WHAT THE TASK ASKS: Transcribe the listing exactly, leaving out every picture.

[START]

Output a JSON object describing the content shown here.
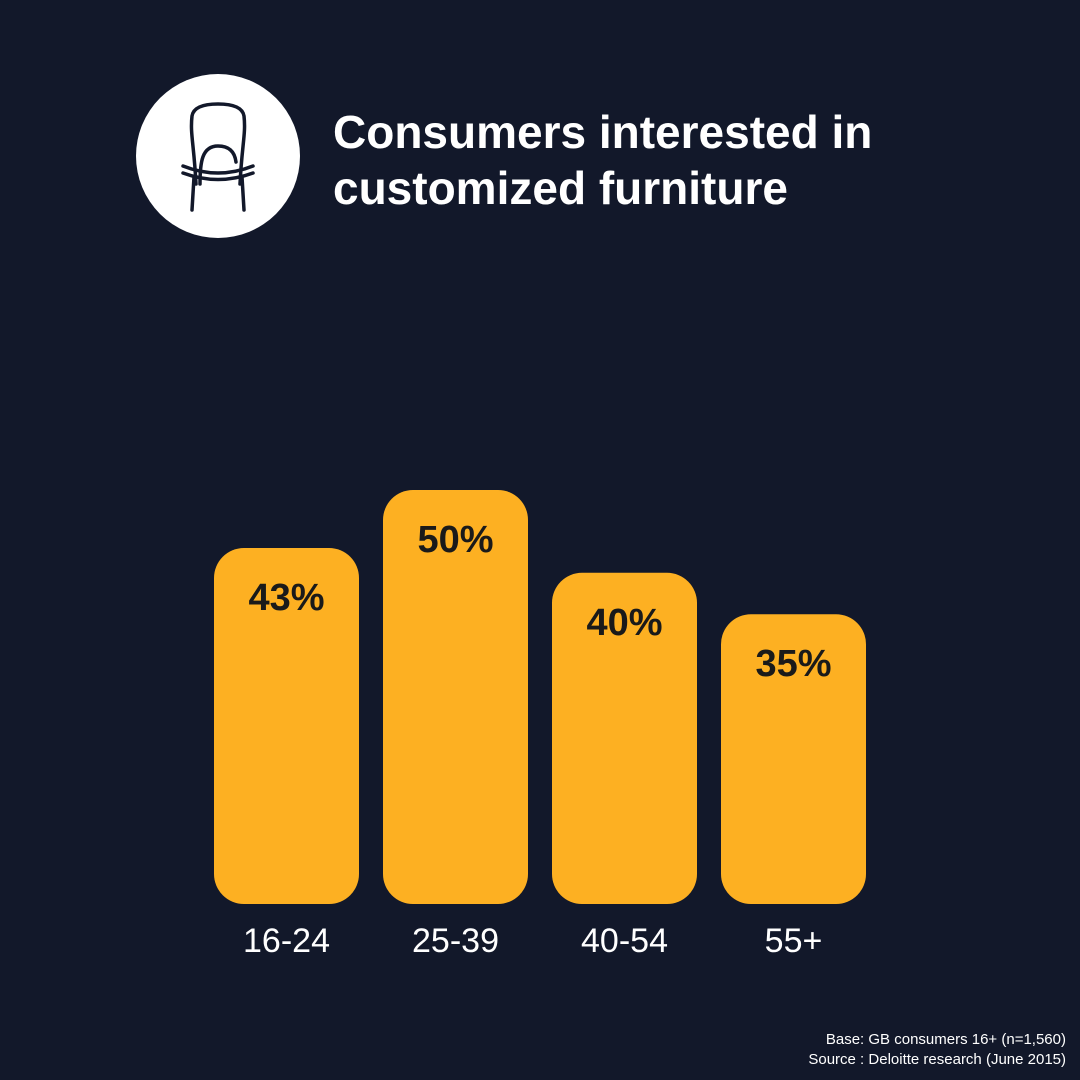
{
  "header": {
    "icon": "chair-icon",
    "title_line1": "Consumers interested in",
    "title_line2": "customized furniture"
  },
  "colors": {
    "background": "#12182a",
    "bar": "#fdb022",
    "value_text": "#1a1a1a",
    "text": "#ffffff"
  },
  "chart_data": {
    "type": "bar",
    "title": "Consumers interested in customized furniture",
    "categories": [
      "16-24",
      "25-39",
      "40-54",
      "55+"
    ],
    "values": [
      43,
      50,
      40,
      35
    ],
    "value_labels": [
      "43%",
      "50%",
      "40%",
      "35%"
    ],
    "unit": "%",
    "ylim": [
      0,
      71
    ],
    "grid": false,
    "legend": "none",
    "xlabel": "",
    "ylabel": ""
  },
  "footnote": {
    "base": "Base: GB consumers 16+ (n=1,560)",
    "source": "Source : Deloitte research (June 2015)"
  }
}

[END]

COMPLETE RESPONSE:
Output a JSON object describing the content shown here.
{
  "header": {
    "icon": "chair-icon",
    "title_line1": "Consumers interested in",
    "title_line2": "customized furniture"
  },
  "colors": {
    "background": "#12182a",
    "bar": "#fdb022",
    "value_text": "#1a1a1a",
    "text": "#ffffff"
  },
  "chart_data": {
    "type": "bar",
    "title": "Consumers interested in customized furniture",
    "categories": [
      "16-24",
      "25-39",
      "40-54",
      "55+"
    ],
    "values": [
      43,
      50,
      40,
      35
    ],
    "value_labels": [
      "43%",
      "50%",
      "40%",
      "35%"
    ],
    "unit": "%",
    "ylim": [
      0,
      71
    ],
    "grid": false,
    "legend": "none",
    "xlabel": "",
    "ylabel": ""
  },
  "footnote": {
    "base": "Base: GB consumers 16+ (n=1,560)",
    "source": "Source : Deloitte research (June 2015)"
  }
}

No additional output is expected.